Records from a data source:
--------------------------------

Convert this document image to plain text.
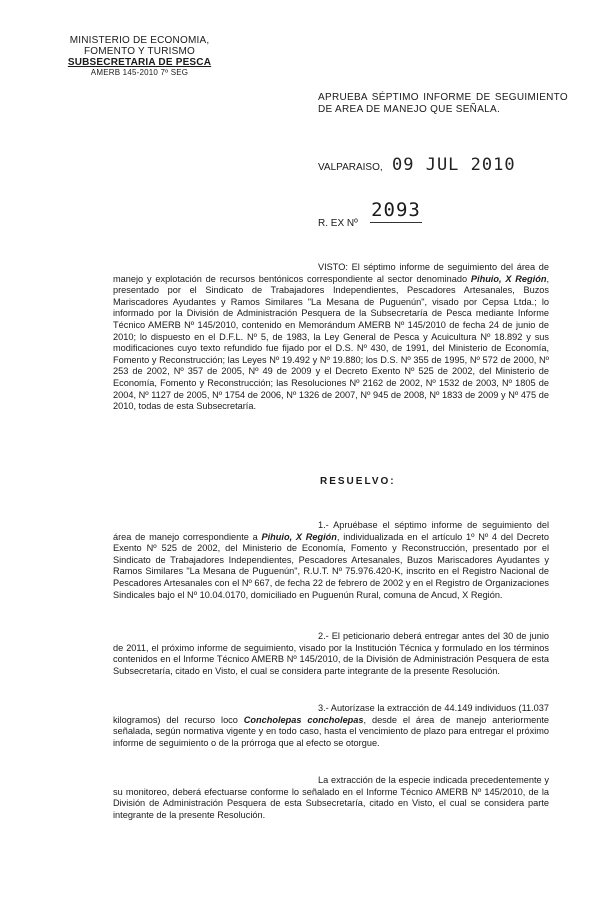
MINISTERIO DE ECONOMIA,
FOMENTO Y TURISMO
SUBSECRETARIA DE PESCA
AMERB 145-2010 7º SEG
APRUEBA SÉPTIMO INFORME DE SEGUIMIENTO DE AREA DE MANEJO QUE SEÑALA.
VALPARAISO, 09 JUL 2010
R. EX Nº
2093

VISTO: El séptimo informe de seguimiento del área de manejo y explotación de recursos bentónicos correspondiente al sector denominado Pihuio, X Región, presentado por el Sindicato de Trabajadores Independientes, Pescadores Artesanales, Buzos Mariscadores Ayudantes y Ramos Similares "La Mesana de Puguenún", visado por Cepsa Ltda.; lo informado por la División de Administración Pesquera de la Subsecretaría de Pesca mediante Informe Técnico AMERB Nº 145/2010, contenido en Memorándum AMERB Nº 145/2010 de fecha 24 de junio de 2010; lo dispuesto en el D.F.L. Nº 5, de 1983, la Ley General de Pesca y Acuicultura Nº 18.892 y sus modificaciones cuyo texto refundido fue fijado por el D.S. Nº 430, de 1991, del Ministerio de Economía, Fomento y Reconstrucción; las Leyes Nº 19.492 y Nº 19.880; los D.S. Nº 355 de 1995, Nº 572 de 2000, Nº 253 de 2002, Nº 357 de 2005, Nº 49 de 2009 y el Decreto Exento Nº 525 de 2002, del Ministerio de Economía, Fomento y Reconstrucción; las Resoluciones Nº 2162 de 2002, Nº 1532 de 2003, Nº 1805 de 2004, Nº 1127 de 2005, Nº 1754 de 2006, Nº 1326 de 2007, Nº 945 de 2008, Nº 1833 de 2009 y Nº 475 de 2010, todas de esta Subsecretaría.

RESUELVO:

1.- Apruébase el séptimo informe de seguimiento del área de manejo correspondiente a Pihuio, X Región, individualizada en el artículo 1º Nº 4 del Decreto Exento Nº 525 de 2002, del Ministerio de Economía, Fomento y Reconstrucción, presentado por el Sindicato de Trabajadores Independientes, Pescadores Artesanales, Buzos Mariscadores Ayudantes y Ramos Similares "La Mesana de Puguenún", R.U.T. Nº 75.976.420-K, inscrito en el Registro Nacional de Pescadores Artesanales con el Nº 667, de fecha 22 de febrero de 2002 y en el Registro de Organizaciones Sindicales bajo el Nº 10.04.0170, domiciliado en Puguenún Rural, comuna de Ancud, X Región.

2.- El peticionario deberá entregar antes del 30 de junio de 2011, el próximo informe de seguimiento, visado por la Institución Técnica y formulado en los términos contenidos en el Informe Técnico AMERB Nº 145/2010, de la División de Administración Pesquera de esta Subsecretaría, citado en Visto, el cual se considera parte integrante de la presente Resolución.

3.- Autorízase la extracción de 44.149 individuos (11.037 kilogramos) del recurso loco Concholepas concholepas, desde el área de manejo anteriormente señalada, según normativa vigente y en todo caso, hasta el vencimiento de plazo para entregar el próximo informe de seguimiento o de la prórroga que al efecto se otorgue.

La extracción de la especie indicada precedentemente y su monitoreo, deberá efectuarse conforme lo señalado en el Informe Técnico AMERB Nº 145/2010, de la División de Administración Pesquera de esta Subsecretaría, citado en Visto, el cual se considera parte integrante de la presente Resolución.
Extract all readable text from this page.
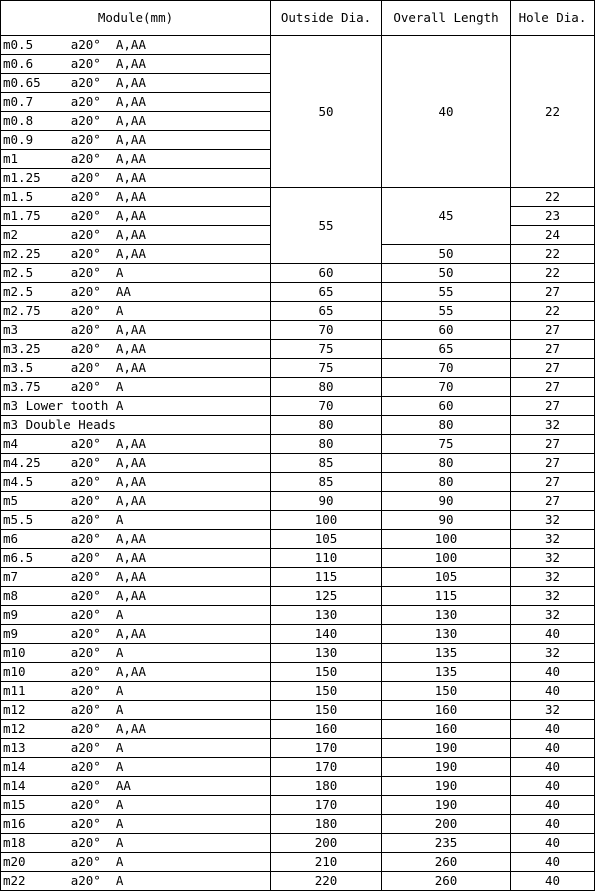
Module(mm)	Outside Dia.	Overall Length	Hole Dia.
m0.5     a20°  A,AA	50	40	22
m0.6     a20°  A,AA			
m0.65    a20°  A,AA			
m0.7     a20°  A,AA			
m0.8     a20°  A,AA			
m0.9     a20°  A,AA			
m1       a20°  A,AA			
m1.25    a20°  A,AA			
m1.5     a20°  A,AA	55	45	22
m1.75    a20°  A,AA			23
m2       a20°  A,AA			24
m2.25    a20°  A,AA		50	22
m2.5     a20°  A	60	50	22
m2.5     a20°  AA	65	55	27
m2.75    a20°  A	65	55	22
m3       a20°  A,AA	70	60	27
m3.25    a20°  A,AA	75	65	27
m3.5     a20°  A,AA	75	70	27
m3.75    a20°  A	80	70	27
m3 Lower tooth A	70	60	27
m3 Double Heads	80	80	32
m4       a20°  A,AA	80	75	27
m4.25    a20°  A,AA	85	80	27
m4.5     a20°  A,AA	85	80	27
m5       a20°  A,AA	90	90	27
m5.5     a20°  A	100	90	32
m6       a20°  A,AA	105	100	32
m6.5     a20°  A,AA	110	100	32
m7       a20°  A,AA	115	105	32
m8       a20°  A,AA	125	115	32
m9       a20°  A	130	130	32
m9       a20°  A,AA	140	130	40
m10      a20°  A	130	135	32
m10      a20°  A,AA	150	135	40
m11      a20°  A	150	150	40
m12      a20°  A	150	160	32
m12      a20°  A,AA	160	160	40
m13      a20°  A	170	190	40
m14      a20°  A	170	190	40
m14      a20°  AA	180	190	40
m15      a20°  A	170	190	40
m16      a20°  A	180	200	40
m18      a20°  A	200	235	40
m20      a20°  A	210	260	40
m22      a20°  A	220	260	40
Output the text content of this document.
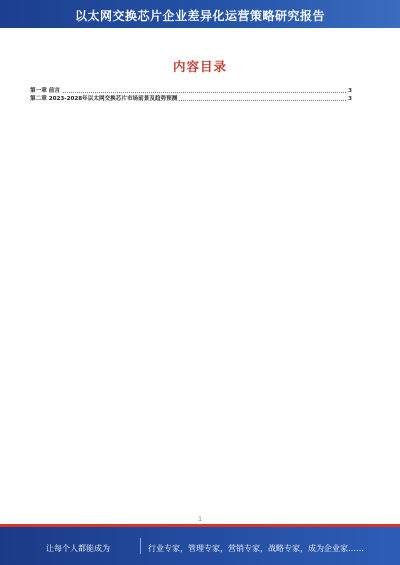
以太网交换芯片企业差异化运营策略研究报告
内容目录
第一章 前言	3
第二章 2023-2028年以太网交换芯片市场前景及趋势预测	3
1
让每个人都能成为	行业专家，管理专家，营销专家，战略专家，成为企业家……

--------------------------------

▶ [Exercise objective]: Write out exactly the lines from the one that contains "Output the text content of this document." through the last line of the data above, both included. Leave every picture out.

▶ [Response]:
Output the text content of this document.
以太网交换芯片企业差异化运营策略研究报告
内容目录
第一章 前言	3
第二章 2023-2028年以太网交换芯片市场前景及趋势预测	3
1
让每个人都能成为	行业专家，管理专家，营销专家，战略专家，成为企业家……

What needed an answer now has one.